# START OF MATERIAL FOR THE TASK
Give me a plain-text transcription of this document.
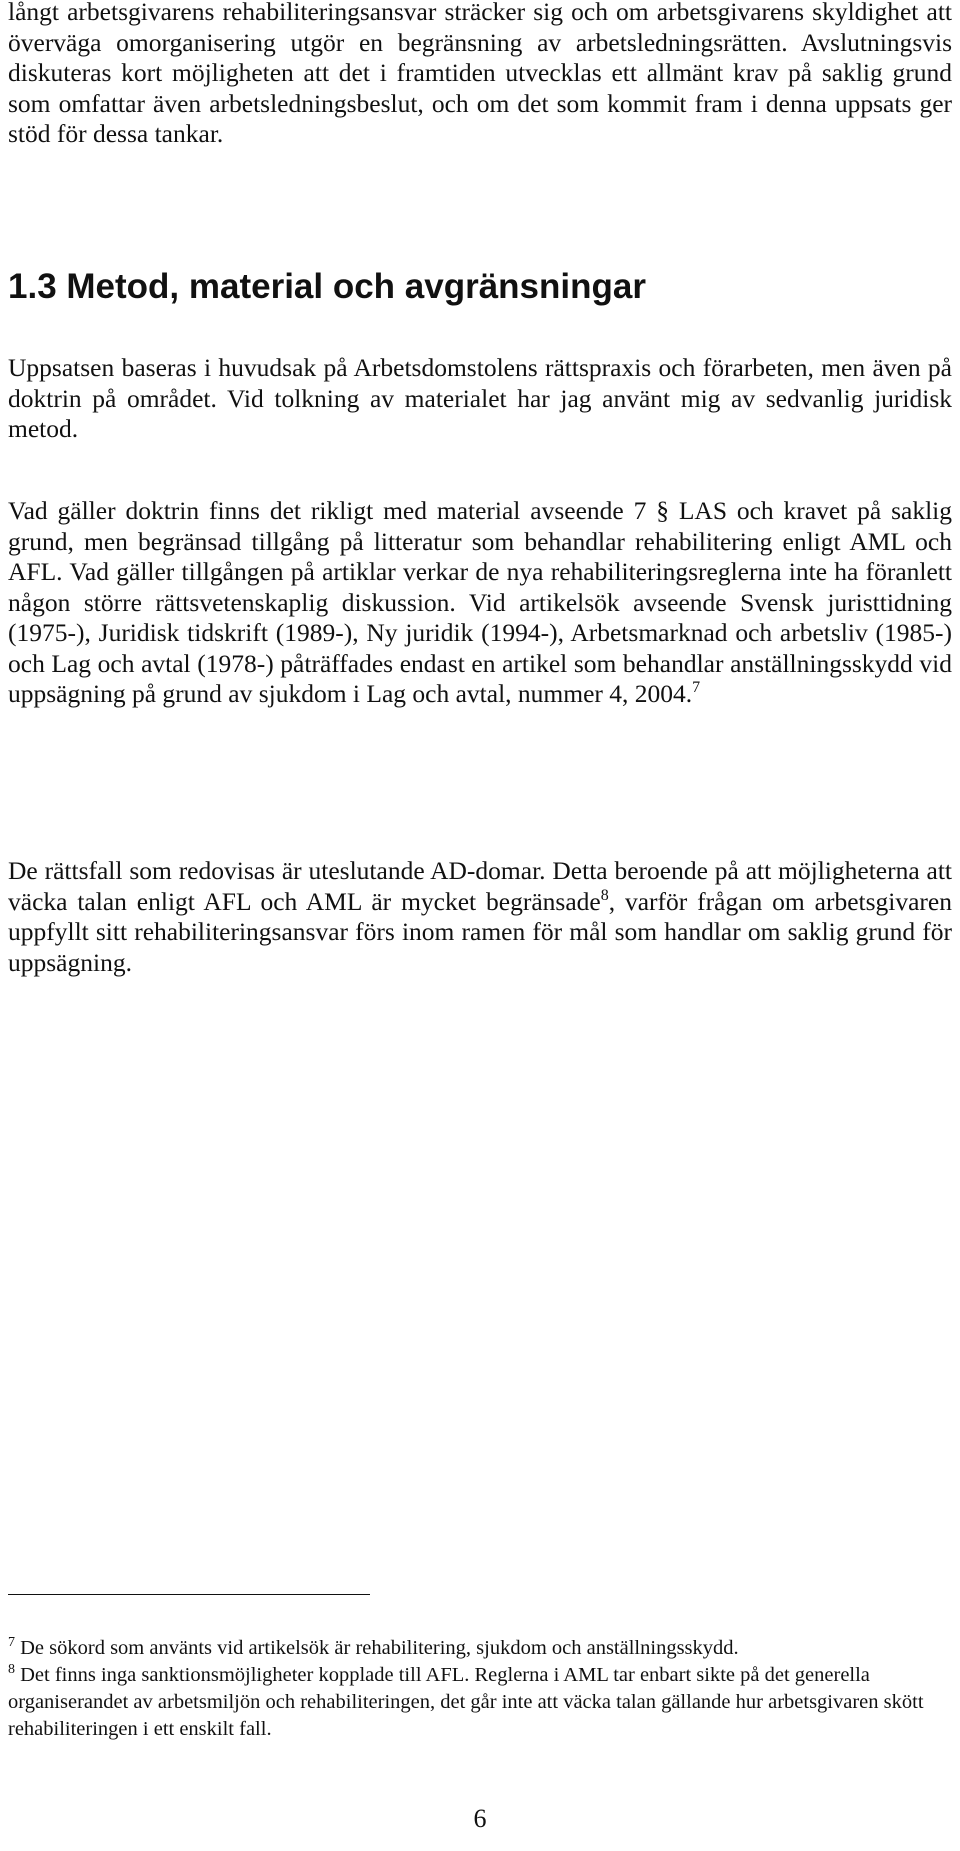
långt arbetsgivarens rehabiliteringsansvar sträcker sig och om arbetsgivarens skyldighet att överväga omorganisering utgör en begränsning av arbetsledningsrätten. Avslutningsvis diskuteras kort möjligheten att det i framtiden utvecklas ett allmänt krav på saklig grund som omfattar även arbetsledningsbeslut, och om det som kommit fram i denna uppsats ger stöd för dessa tankar.

1.3 Metod, material och avgränsningar

Uppsatsen baseras i huvudsak på Arbetsdomstolens rättspraxis och förarbeten, men även på doktrin på området. Vid tolkning av materialet har jag använt mig av sedvanlig juridisk metod.

Vad gäller doktrin finns det rikligt med material avseende 7 § LAS och kravet på saklig grund, men begränsad tillgång på litteratur som behandlar rehabilitering enligt AML och AFL. Vad gäller tillgången på artiklar verkar de nya rehabiliteringsreglerna inte ha föranlett någon större rättsvetenskaplig diskussion. Vid artikelsök avseende Svensk juristtidning (1975-), Juridisk tidskrift (1989-), Ny juridik (1994-), Arbetsmarknad och arbetsliv (1985-) och Lag och avtal (1978-) påträffades endast en artikel som behandlar anställningsskydd vid uppsägning på grund av sjukdom i Lag och avtal, nummer 4, 2004.$^7$

De rättsfall som redovisas är uteslutande AD-domar. Detta beroende på att möjligheterna att väcka talan enligt AFL och AML är mycket begränsade$^8$, varför frågan om arbetsgivaren uppfyllt sitt rehabiliteringsansvar förs inom ramen för mål som handlar om saklig grund för uppsägning.

$^7$ De sökord som använts vid artikelsök är rehabilitering, sjukdom och anställningsskydd.

$^8$ Det finns inga sanktionsmöjligheter kopplade till AFL. Reglerna i AML tar enbart sikte på det generella organiserandet av arbetsmiljön och rehabiliteringen, det går inte att väcka talan gällande hur arbetsgivaren skött rehabiliteringen i ett enskilt fall.

6
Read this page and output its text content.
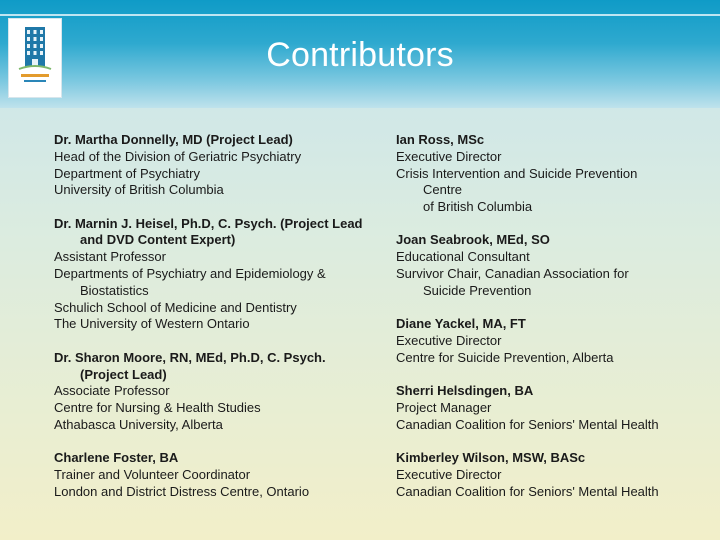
Contributors
Dr. Martha Donnelly, MD (Project Lead)
Head of the Division of Geriatric Psychiatry
Department of Psychiatry
University of British Columbia
Dr. Marnin J. Heisel, Ph.D, C. Psych. (Project Lead
and DVD Content Expert)
Assistant Professor
Departments of Psychiatry and Epidemiology &
Biostatistics
Schulich School of Medicine and Dentistry
The University of Western Ontario
Dr. Sharon Moore, RN, MEd, Ph.D, C. Psych.
(Project Lead)
Associate Professor
Centre for Nursing & Health Studies
Athabasca University, Alberta
Charlene Foster, BA
Trainer and Volunteer Coordinator
London and District Distress Centre, Ontario
Ian Ross, MSc
Executive Director
Crisis Intervention and Suicide Prevention
Centre
of British Columbia
Joan Seabrook, MEd, SO
Educational Consultant
Survivor Chair, Canadian Association for
Suicide Prevention
Diane Yackel, MA, FT
Executive Director
Centre for Suicide Prevention, Alberta
Sherri Helsdingen, BA
Project Manager
Canadian Coalition for Seniors' Mental Health
Kimberley Wilson, MSW, BASc
Executive Director
Canadian Coalition for Seniors' Mental Health
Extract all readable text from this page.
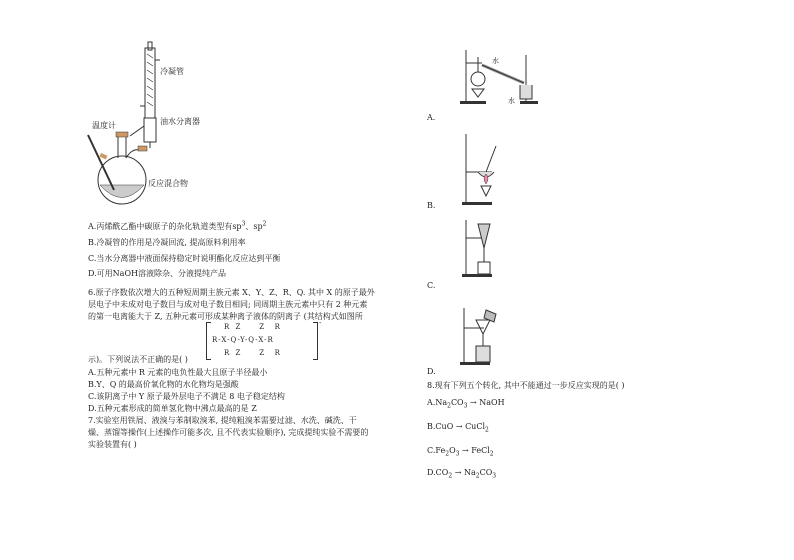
冷凝管
油水分离器
温度计
反应混合物
A.丙烯酰乙酯中碳原子的杂化轨道类型有$sp^3$、$sp^2$
B.冷凝管的作用是冷凝回流, 提高原料利用率
C.当水分离器中液面保持稳定时说明酯化反应达到平衡
D.可用NaOH溶液除杂、分液提纯产品
6.原子序数依次增大的五种短周期主族元素 X、Y、Z、R、Q. 其中 X 的原子最外
层电子中未成对电子数目与成对电子数目相同; 同周期主族元素中只有 2 种元素
的第一电离能大于 Z, 五种元素可形成某种离子液体的阴离子 (其结构式如图所
R Z    Z  R
R-X-Q-Y-Q-X-R
R Z    Z  R
-
示)。下列说法不正确的是( )
A.五种元素中 R 元素的电负性最大且原子半径最小
B.Y、Q 的最高价氧化物的水化物均是强酸
C.该阴离子中 Y 原子最外层电子不满足 8 电子稳定结构
D.五种元素形成的简单氢化物中沸点最高的是 Z
7.实验室用铁屑、液溴与苯制取溴苯, 提纯粗溴苯需要过滤、水洗、碱洗、干
燥、蒸馏等操作(上述操作可能多次, 且不代表实验顺序), 完成提纯实验不需要的
实验装置有( )
水
水
A.
B.
C.
D.
8.现有下列五个转化, 其中不能通过一步反应实现的是( )
$A.Na_2CO_3$ → NaOH
B.CuO → CuCl$_2$
$C.Fe_2O_3$ → FeCl$_2$
$D.CO_2 \to Na_2CO_3$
# END OF MATERIAL FOR THE TASK
- _AIM OF THE TASK_:
No pictures belong in the copy; quote exactly the lines from the line containing "Extract all readable text from this page." through the final line of the material, both ends included.

- _FULL RESPONSE_:
Extract all readable text from this page.
冷凝管
油水分离器
温度计
反应混合物
A.丙烯酰乙酯中碳原子的杂化轨道类型有$sp^3$、$sp^2$
B.冷凝管的作用是冷凝回流, 提高原料利用率
C.当水分离器中液面保持稳定时说明酯化反应达到平衡
D.可用NaOH溶液除杂、分液提纯产品
6.原子序数依次增大的五种短周期主族元素 X、Y、Z、R、Q. 其中 X 的原子最外
层电子中未成对电子数目与成对电子数目相同; 同周期主族元素中只有 2 种元素
的第一电离能大于 Z, 五种元素可形成某种离子液体的阴离子 (其结构式如图所
R Z    Z  R
R-X-Q-Y-Q-X-R
R Z    Z  R
-
示)。下列说法不正确的是( )
A.五种元素中 R 元素的电负性最大且原子半径最小
B.Y、Q 的最高价氧化物的水化物均是强酸
C.该阴离子中 Y 原子最外层电子不满足 8 电子稳定结构
D.五种元素形成的简单氢化物中沸点最高的是 Z
7.实验室用铁屑、液溴与苯制取溴苯, 提纯粗溴苯需要过滤、水洗、碱洗、干
燥、蒸馏等操作(上述操作可能多次, 且不代表实验顺序), 完成提纯实验不需要的
实验装置有( )
水
水
A.
B.
C.
D.
8.现有下列五个转化, 其中不能通过一步反应实现的是( )
$A.Na_2CO_3$ → NaOH
B.CuO → CuCl$_2$
$C.Fe_2O_3$ → FeCl$_2$
$D.CO_2 \to Na_2CO_3$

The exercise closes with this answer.